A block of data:
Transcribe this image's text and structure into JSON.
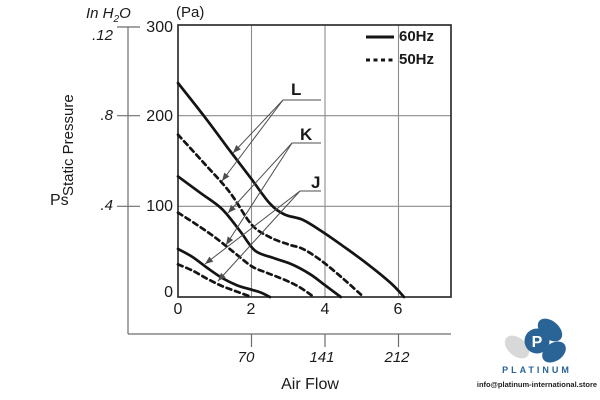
{
  "units": {
    "pa_label": "(Pa)",
    "inh2o_pre": "In H",
    "inh2o_sub": "2",
    "inh2o_post": "O"
  },
  "y_axis": {
    "title": "Static Pressure",
    "symbol": "Ps",
    "pa_ticks": [
      "300",
      "200",
      "100",
      "0"
    ],
    "inh2o_ticks": [
      ".12",
      ".8",
      ".4"
    ]
  },
  "x_axis": {
    "primary_ticks": [
      "0",
      "2",
      "4",
      "6"
    ],
    "cfm_ticks": [
      "70",
      "141",
      "212"
    ],
    "title": "Air Flow"
  },
  "legend": {
    "items": [
      {
        "label": "60Hz",
        "line": "solid"
      },
      {
        "label": "50Hz",
        "line": "dashed"
      }
    ]
  },
  "curve_labels": {
    "L": "L",
    "K": "K",
    "J": "J"
  },
  "watermark": {
    "logo_letter": "P",
    "brand": "PLATINUM",
    "email": "info@platinum-international.store",
    "logo_blue": "#2a6395",
    "logo_gray": "#d8d8d8"
  },
  "chart_data": {
    "type": "line",
    "title": "Fan performance curves: Static Pressure vs Air Flow",
    "xlabel": "Air Flow",
    "ylabel": "Static Pressure Ps",
    "ylim_pa": [
      0,
      300
    ],
    "y_ticks_pa": [
      0,
      100,
      200,
      300
    ],
    "y_secondary_ticks_inh2o_as_printed": [
      ".12",
      ".8",
      ".4"
    ],
    "y_secondary_maps_to_pa": [
      300,
      200,
      100
    ],
    "x_ticks_primary": [
      0,
      2,
      4,
      6
    ],
    "x_secondary_ticks_cfm": [
      70,
      141,
      212
    ],
    "x_secondary_aligned_with_primary": [
      2,
      4,
      6
    ],
    "grid": true,
    "legend_position": "top-right inside plot",
    "legend": [
      "60Hz",
      "50Hz"
    ],
    "series": [
      {
        "name": "L 60Hz",
        "model": "L",
        "frequency": "60Hz",
        "style": "solid",
        "points": [
          [
            0,
            236
          ],
          [
            0.7,
            200
          ],
          [
            1.4,
            162
          ],
          [
            2.0,
            130
          ],
          [
            2.5,
            103
          ],
          [
            2.9,
            91
          ],
          [
            3.4,
            85
          ],
          [
            4.0,
            70
          ],
          [
            4.6,
            53
          ],
          [
            5.2,
            35
          ],
          [
            5.8,
            15
          ],
          [
            6.15,
            0
          ]
        ]
      },
      {
        "name": "L 50Hz",
        "model": "L",
        "frequency": "50Hz",
        "style": "dashed",
        "points": [
          [
            0,
            179
          ],
          [
            0.7,
            148
          ],
          [
            1.4,
            116
          ],
          [
            2.0,
            80
          ],
          [
            2.5,
            66
          ],
          [
            3.0,
            58
          ],
          [
            3.4,
            53
          ],
          [
            3.9,
            40
          ],
          [
            4.5,
            20
          ],
          [
            5.05,
            0
          ]
        ]
      },
      {
        "name": "K 60Hz",
        "model": "K",
        "frequency": "60Hz",
        "style": "solid",
        "points": [
          [
            0,
            133
          ],
          [
            0.6,
            115
          ],
          [
            1.2,
            97
          ],
          [
            1.7,
            72
          ],
          [
            2.1,
            51
          ],
          [
            2.6,
            43
          ],
          [
            3.1,
            36
          ],
          [
            3.6,
            25
          ],
          [
            4.0,
            13
          ],
          [
            4.43,
            0
          ]
        ]
      },
      {
        "name": "K 50Hz",
        "model": "K",
        "frequency": "50Hz",
        "style": "dashed",
        "points": [
          [
            0,
            93
          ],
          [
            0.5,
            80
          ],
          [
            1.0,
            66
          ],
          [
            1.5,
            50
          ],
          [
            2.0,
            34
          ],
          [
            2.4,
            27
          ],
          [
            2.9,
            19
          ],
          [
            3.3,
            11
          ],
          [
            3.7,
            0
          ]
        ]
      },
      {
        "name": "J 60Hz",
        "model": "J",
        "frequency": "60Hz",
        "style": "solid",
        "points": [
          [
            0,
            53
          ],
          [
            0.4,
            44
          ],
          [
            0.8,
            32
          ],
          [
            1.2,
            21
          ],
          [
            1.6,
            13
          ],
          [
            2.0,
            8
          ],
          [
            2.25,
            5
          ],
          [
            2.5,
            0
          ]
        ]
      },
      {
        "name": "J 50Hz",
        "model": "J",
        "frequency": "50Hz",
        "style": "dashed",
        "points": [
          [
            0,
            36
          ],
          [
            0.4,
            29
          ],
          [
            0.8,
            20
          ],
          [
            1.2,
            12
          ],
          [
            1.6,
            6
          ],
          [
            2.0,
            0
          ]
        ]
      }
    ]
  }
}
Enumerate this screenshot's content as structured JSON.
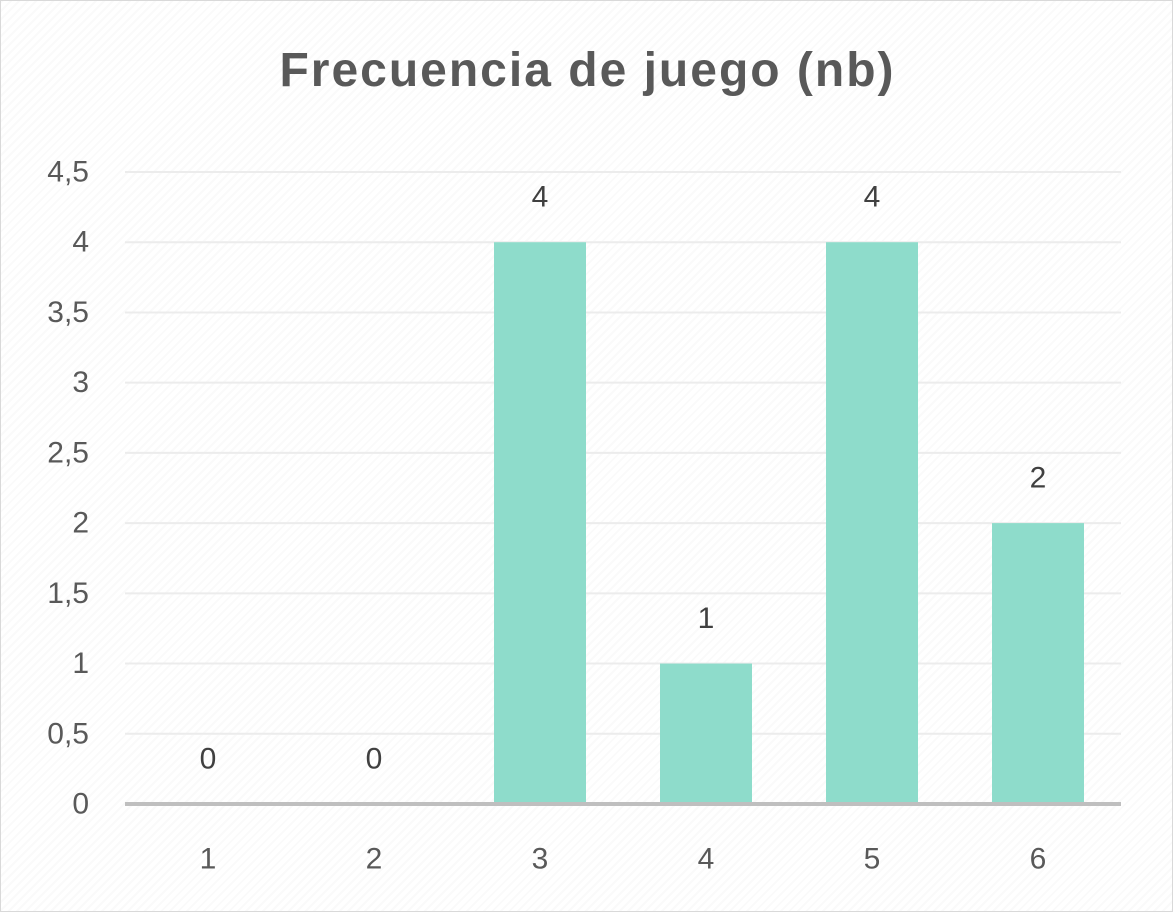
{
  "chart_data": {
    "type": "bar",
    "title": "Frecuencia de juego (nb)",
    "xlabel": "",
    "ylabel": "",
    "categories": [
      "1",
      "2",
      "3",
      "4",
      "5",
      "6"
    ],
    "values": [
      0,
      0,
      4,
      1,
      4,
      2
    ],
    "data_labels": [
      "0",
      "0",
      "4",
      "1",
      "4",
      "2"
    ],
    "ylim": [
      0,
      4.5
    ],
    "y_ticks": [
      0,
      0.5,
      1,
      1.5,
      2,
      2.5,
      3,
      3.5,
      4,
      4.5
    ],
    "y_tick_labels": [
      "0",
      "0,5",
      "1",
      "1,5",
      "2",
      "2,5",
      "3",
      "3,5",
      "4",
      "4,5"
    ],
    "grid": true,
    "legend": "none",
    "bar_color": "#8edccb",
    "text_color": "#595959"
  }
}
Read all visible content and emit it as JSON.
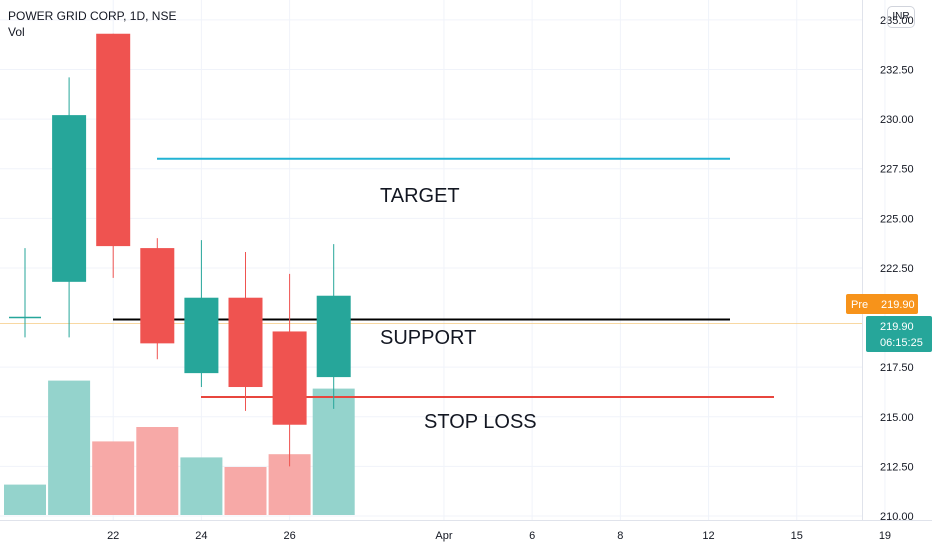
{
  "header": {
    "title": "POWER GRID CORP, 1D, NSE",
    "volume_label": "Vol"
  },
  "currency": "INR",
  "price_labels": {
    "premarket_tag": "Pre",
    "premarket_price": "219.90",
    "last_price": "219.90",
    "countdown": "06:15:25"
  },
  "colors": {
    "up": "#26a69a",
    "down": "#ef5350",
    "up_volume": "#94d3cc",
    "down_volume": "#f7a9a7",
    "target_line": "#22b3d4",
    "support_line": "#000000",
    "stop_loss_line": "#e8463e",
    "premarket_tag": "#f7931a",
    "axis_text": "#131722"
  },
  "annotations": {
    "target": "TARGET",
    "support": "SUPPORT",
    "stop_loss": "STOP LOSS"
  },
  "chart_data": {
    "type": "candlestick",
    "y_axis": {
      "ticks": [
        "235.00",
        "232.50",
        "230.00",
        "227.50",
        "225.00",
        "222.50",
        "217.50",
        "215.00",
        "212.50",
        "210.00"
      ],
      "range": [
        209.8,
        236.0
      ]
    },
    "x_axis": {
      "ticks": [
        "22",
        "24",
        "26",
        "Apr",
        "6",
        "8",
        "12",
        "15",
        "19"
      ]
    },
    "candles": [
      {
        "open": 219.7,
        "high": 223.5,
        "low": 219.0,
        "close": 220.0,
        "volume": 0.19
      },
      {
        "open": 221.8,
        "high": 232.1,
        "low": 219.0,
        "close": 230.2,
        "volume": 0.84
      },
      {
        "open": 234.3,
        "high": 234.3,
        "low": 222.0,
        "close": 223.6,
        "volume": 0.46
      },
      {
        "open": 223.5,
        "high": 224.0,
        "low": 217.9,
        "close": 218.7,
        "volume": 0.55
      },
      {
        "open": 217.2,
        "high": 223.9,
        "low": 216.5,
        "close": 221.0,
        "volume": 0.36
      },
      {
        "open": 221.0,
        "high": 223.3,
        "low": 215.3,
        "close": 216.5,
        "volume": 0.3
      },
      {
        "open": 219.3,
        "high": 222.2,
        "low": 212.5,
        "close": 214.6,
        "volume": 0.38
      },
      {
        "open": 217.0,
        "high": 223.7,
        "low": 215.4,
        "close": 221.1,
        "volume": 0.79
      }
    ],
    "levels": [
      {
        "name": "TARGET",
        "value": 228.0
      },
      {
        "name": "SUPPORT",
        "value": 219.9
      },
      {
        "name": "STOP LOSS",
        "value": 216.0
      }
    ]
  }
}
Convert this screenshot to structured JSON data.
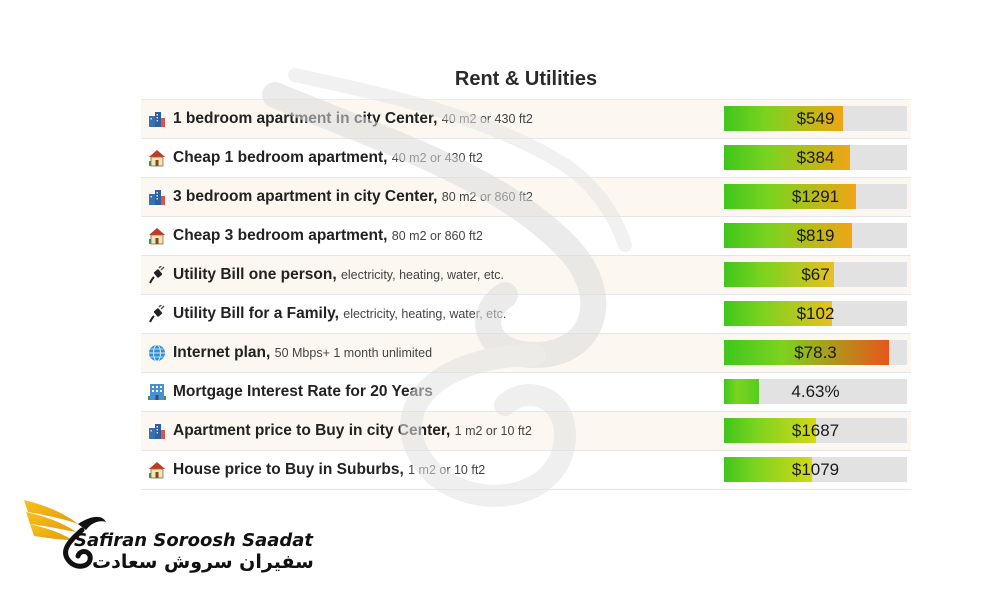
{
  "title": "Rent & Utilities",
  "rows": [
    {
      "icon": "city-building-icon",
      "label": "1 bedroom apartment in city Center,",
      "detail": "40 m2 or 430 ft2",
      "value": "$549",
      "fill_fraction": 0.65,
      "gradient_end": "#f0a515"
    },
    {
      "icon": "house-icon",
      "label": "Cheap 1 bedroom apartment,",
      "detail": "40 m2 or 430 ft2",
      "value": "$384",
      "fill_fraction": 0.69,
      "gradient_end": "#f0a515"
    },
    {
      "icon": "city-building-icon",
      "label": "3 bedroom apartment in city Center,",
      "detail": "80 m2 or 860 ft2",
      "value": "$1291",
      "fill_fraction": 0.72,
      "gradient_end": "#f0a515"
    },
    {
      "icon": "house-icon",
      "label": "Cheap 3 bedroom apartment,",
      "detail": "80 m2 or 860 ft2",
      "value": "$819",
      "fill_fraction": 0.7,
      "gradient_end": "#f0a515"
    },
    {
      "icon": "plug-icon",
      "label": "Utility Bill one person,",
      "detail": "electricity, heating, water, etc.",
      "value": "$67",
      "fill_fraction": 0.6,
      "gradient_end": "#e8c020"
    },
    {
      "icon": "plug-icon",
      "label": "Utility Bill for a Family,",
      "detail": "electricity, heating, water, etc.",
      "value": "$102",
      "fill_fraction": 0.59,
      "gradient_end": "#e8c020"
    },
    {
      "icon": "globe-icon",
      "label": "Internet plan,",
      "detail": "50 Mbps+ 1 month unlimited",
      "value": "$78.3",
      "fill_fraction": 0.9,
      "gradient_end": "#e8561a"
    },
    {
      "icon": "office-building-icon",
      "label": "Mortgage Interest Rate for 20 Years",
      "detail": "",
      "value": "4.63%",
      "fill_fraction": 0.19,
      "gradient_end": "#57cc22"
    },
    {
      "icon": "city-building-icon",
      "label": "Apartment price to Buy in city Center,",
      "detail": "1 m2 or 10 ft2",
      "value": "$1687",
      "fill_fraction": 0.5,
      "gradient_end": "#d4d818"
    },
    {
      "icon": "house-icon",
      "label": "House price to Buy in Suburbs,",
      "detail": "1 m2 or 10 ft2",
      "value": "$1079",
      "fill_fraction": 0.48,
      "gradient_end": "#d4d818"
    }
  ],
  "logo": {
    "name_en": "Safiran Soroosh Saadat",
    "name_fa": "سفیران سروش سعادت"
  }
}
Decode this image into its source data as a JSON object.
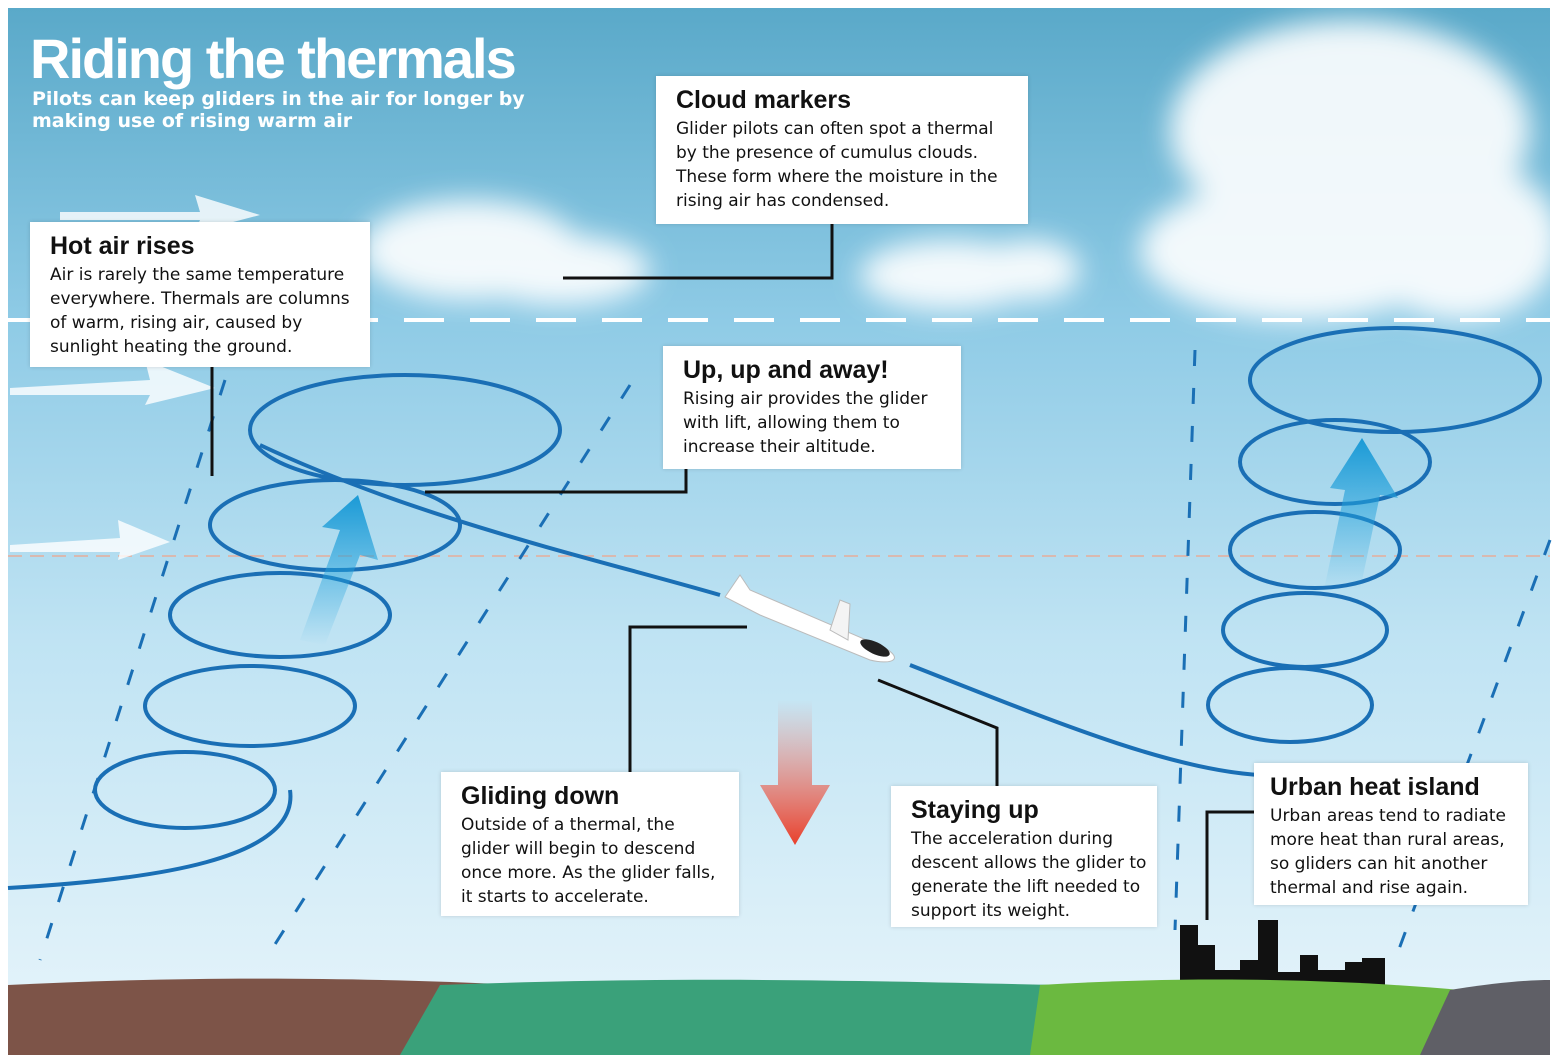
{
  "header": {
    "title": "Riding the thermals",
    "subtitle": "Pilots can keep gliders in the air for longer by making use of rising warm air"
  },
  "callouts": [
    {
      "heading": "Hot air rises",
      "text": "Air is rarely the same temperature everywhere. Thermals are columns of warm, rising air, caused by sunlight heating the ground."
    },
    {
      "heading": "Cloud markers",
      "text": "Glider pilots can often spot a thermal by the presence of cumulus clouds. These form where the moisture in the rising air has condensed."
    },
    {
      "heading": "Up, up and away!",
      "text": "Rising air provides the glider with lift, allowing them to increase their altitude."
    },
    {
      "heading": "Gliding down",
      "text": "Outside of a thermal, the glider will begin to descend once more. As the glider falls, it starts to accelerate."
    },
    {
      "heading": "Staying up",
      "text": "The acceleration during descent allows the glider to generate the lift needed to support its weight."
    },
    {
      "heading": "Urban heat island",
      "text": "Urban areas tend to radiate more heat than rural areas, so gliders can hit another thermal and rise again."
    }
  ]
}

• GIVEN TASK: Find the word "Bill" in the material, then list each line that holds it.

• TASK RESULT:
      "label": "Utility Bill one person,",
      "label": "Utility Bill for a Family,",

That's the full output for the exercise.